• _EXERCISE PROMPT_
Go through the listing below and list every line with "ester".

• _RECORDS PROVIDED_

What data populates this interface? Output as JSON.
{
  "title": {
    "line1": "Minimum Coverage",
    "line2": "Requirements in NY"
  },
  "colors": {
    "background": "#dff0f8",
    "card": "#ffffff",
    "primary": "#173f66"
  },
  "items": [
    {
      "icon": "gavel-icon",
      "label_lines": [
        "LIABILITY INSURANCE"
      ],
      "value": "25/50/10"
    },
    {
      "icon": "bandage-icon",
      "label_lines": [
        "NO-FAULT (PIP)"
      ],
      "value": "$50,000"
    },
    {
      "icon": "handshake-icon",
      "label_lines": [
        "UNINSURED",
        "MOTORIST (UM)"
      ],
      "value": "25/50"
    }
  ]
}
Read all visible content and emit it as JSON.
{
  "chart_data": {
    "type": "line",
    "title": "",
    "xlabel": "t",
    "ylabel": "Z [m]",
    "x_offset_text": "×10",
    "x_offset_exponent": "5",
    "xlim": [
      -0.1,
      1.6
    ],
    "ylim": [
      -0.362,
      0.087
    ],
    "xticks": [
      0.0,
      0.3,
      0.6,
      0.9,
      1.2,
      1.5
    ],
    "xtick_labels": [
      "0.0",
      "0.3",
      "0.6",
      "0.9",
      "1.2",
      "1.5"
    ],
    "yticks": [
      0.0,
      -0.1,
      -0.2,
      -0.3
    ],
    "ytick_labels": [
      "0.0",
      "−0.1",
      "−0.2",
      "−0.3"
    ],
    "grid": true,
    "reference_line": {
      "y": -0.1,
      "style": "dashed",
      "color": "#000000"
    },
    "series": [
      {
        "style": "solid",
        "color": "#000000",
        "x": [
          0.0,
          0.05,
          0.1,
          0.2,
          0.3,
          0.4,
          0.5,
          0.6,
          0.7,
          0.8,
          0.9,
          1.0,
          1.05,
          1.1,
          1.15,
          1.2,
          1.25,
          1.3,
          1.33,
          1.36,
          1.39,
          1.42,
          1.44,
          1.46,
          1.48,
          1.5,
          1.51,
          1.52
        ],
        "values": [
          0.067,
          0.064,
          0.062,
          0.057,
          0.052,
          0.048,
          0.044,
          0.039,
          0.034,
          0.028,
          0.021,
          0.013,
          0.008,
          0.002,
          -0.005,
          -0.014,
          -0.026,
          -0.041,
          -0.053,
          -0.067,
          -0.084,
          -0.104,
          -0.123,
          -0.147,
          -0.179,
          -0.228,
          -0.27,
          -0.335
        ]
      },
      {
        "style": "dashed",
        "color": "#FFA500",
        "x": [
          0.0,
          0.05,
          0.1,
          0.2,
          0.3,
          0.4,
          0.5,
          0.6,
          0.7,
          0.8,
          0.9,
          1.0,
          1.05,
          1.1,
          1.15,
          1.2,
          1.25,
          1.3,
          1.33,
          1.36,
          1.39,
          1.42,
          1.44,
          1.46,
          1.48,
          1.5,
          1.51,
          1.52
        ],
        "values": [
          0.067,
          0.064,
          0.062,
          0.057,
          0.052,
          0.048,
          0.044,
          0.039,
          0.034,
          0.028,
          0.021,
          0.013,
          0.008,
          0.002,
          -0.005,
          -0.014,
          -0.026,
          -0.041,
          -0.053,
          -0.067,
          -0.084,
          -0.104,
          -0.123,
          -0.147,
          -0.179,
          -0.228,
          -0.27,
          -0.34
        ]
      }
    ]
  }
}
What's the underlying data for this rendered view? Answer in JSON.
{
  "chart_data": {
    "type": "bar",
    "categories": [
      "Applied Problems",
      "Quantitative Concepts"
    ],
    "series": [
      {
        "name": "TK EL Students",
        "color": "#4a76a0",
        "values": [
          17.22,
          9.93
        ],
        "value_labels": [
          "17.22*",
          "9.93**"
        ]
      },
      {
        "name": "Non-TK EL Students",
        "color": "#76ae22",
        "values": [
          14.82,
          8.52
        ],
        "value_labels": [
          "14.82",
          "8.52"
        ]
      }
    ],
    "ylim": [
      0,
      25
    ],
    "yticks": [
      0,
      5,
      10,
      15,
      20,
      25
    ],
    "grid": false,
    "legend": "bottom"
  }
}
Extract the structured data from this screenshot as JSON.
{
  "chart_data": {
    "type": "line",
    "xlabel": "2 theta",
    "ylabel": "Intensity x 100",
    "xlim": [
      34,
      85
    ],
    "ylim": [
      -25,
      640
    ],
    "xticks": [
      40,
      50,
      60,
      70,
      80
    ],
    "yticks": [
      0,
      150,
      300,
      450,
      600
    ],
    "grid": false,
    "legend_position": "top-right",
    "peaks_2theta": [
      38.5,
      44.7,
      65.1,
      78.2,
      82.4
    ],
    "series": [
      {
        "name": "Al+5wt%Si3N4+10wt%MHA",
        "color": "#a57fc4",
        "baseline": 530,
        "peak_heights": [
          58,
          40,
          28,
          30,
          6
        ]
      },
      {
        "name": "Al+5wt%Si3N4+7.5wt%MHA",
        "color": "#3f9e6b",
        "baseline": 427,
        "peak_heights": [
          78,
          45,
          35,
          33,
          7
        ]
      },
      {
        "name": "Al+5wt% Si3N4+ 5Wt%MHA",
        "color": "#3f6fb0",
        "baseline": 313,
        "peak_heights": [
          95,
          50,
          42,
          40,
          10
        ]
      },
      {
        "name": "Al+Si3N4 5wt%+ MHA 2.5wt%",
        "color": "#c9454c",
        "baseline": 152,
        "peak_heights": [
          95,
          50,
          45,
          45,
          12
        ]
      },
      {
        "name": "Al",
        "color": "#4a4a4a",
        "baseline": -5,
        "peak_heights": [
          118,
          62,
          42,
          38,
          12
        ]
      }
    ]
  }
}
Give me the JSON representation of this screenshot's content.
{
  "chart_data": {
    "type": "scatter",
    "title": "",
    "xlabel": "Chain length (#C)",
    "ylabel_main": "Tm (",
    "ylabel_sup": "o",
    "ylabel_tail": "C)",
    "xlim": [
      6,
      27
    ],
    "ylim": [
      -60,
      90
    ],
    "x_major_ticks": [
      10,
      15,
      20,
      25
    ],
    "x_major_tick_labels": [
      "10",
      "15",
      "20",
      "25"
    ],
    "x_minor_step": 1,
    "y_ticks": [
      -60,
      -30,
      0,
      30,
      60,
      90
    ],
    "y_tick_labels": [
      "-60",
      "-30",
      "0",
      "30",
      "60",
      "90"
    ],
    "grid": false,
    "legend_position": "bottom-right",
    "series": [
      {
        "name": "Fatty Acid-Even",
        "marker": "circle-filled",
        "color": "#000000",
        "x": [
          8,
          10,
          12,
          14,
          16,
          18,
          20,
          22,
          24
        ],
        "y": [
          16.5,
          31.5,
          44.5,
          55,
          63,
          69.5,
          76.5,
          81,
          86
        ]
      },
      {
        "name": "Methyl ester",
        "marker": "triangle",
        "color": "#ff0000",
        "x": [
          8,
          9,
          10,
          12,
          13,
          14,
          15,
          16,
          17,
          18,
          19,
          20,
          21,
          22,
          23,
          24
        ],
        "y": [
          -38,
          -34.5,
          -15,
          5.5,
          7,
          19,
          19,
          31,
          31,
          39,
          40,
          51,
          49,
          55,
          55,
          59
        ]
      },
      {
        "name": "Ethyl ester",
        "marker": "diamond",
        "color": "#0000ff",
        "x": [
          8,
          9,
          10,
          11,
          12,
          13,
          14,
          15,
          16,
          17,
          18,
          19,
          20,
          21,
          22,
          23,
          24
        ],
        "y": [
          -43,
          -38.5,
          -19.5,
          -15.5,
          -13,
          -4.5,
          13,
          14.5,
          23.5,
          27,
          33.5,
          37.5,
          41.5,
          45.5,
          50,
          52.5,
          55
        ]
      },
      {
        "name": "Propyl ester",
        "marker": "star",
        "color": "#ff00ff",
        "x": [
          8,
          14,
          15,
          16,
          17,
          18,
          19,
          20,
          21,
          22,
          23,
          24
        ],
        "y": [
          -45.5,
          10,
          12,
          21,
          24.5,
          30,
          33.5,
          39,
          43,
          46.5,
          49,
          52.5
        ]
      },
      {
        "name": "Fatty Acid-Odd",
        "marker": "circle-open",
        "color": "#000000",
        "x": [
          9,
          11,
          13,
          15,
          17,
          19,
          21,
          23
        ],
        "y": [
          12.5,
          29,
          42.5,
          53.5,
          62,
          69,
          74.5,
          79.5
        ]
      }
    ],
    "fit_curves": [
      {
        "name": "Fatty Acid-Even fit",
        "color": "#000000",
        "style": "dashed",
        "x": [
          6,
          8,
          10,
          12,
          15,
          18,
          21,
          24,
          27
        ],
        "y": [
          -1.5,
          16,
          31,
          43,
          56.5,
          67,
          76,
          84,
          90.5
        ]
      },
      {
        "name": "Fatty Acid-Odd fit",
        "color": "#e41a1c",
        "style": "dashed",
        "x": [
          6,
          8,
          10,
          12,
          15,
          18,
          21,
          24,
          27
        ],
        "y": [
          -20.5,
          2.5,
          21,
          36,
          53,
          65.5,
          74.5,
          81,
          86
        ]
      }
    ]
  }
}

• _FINAL ANSWER_
        "name": "Methyl ester",
        "name": "Ethyl ester",
        "name": "Propyl ester",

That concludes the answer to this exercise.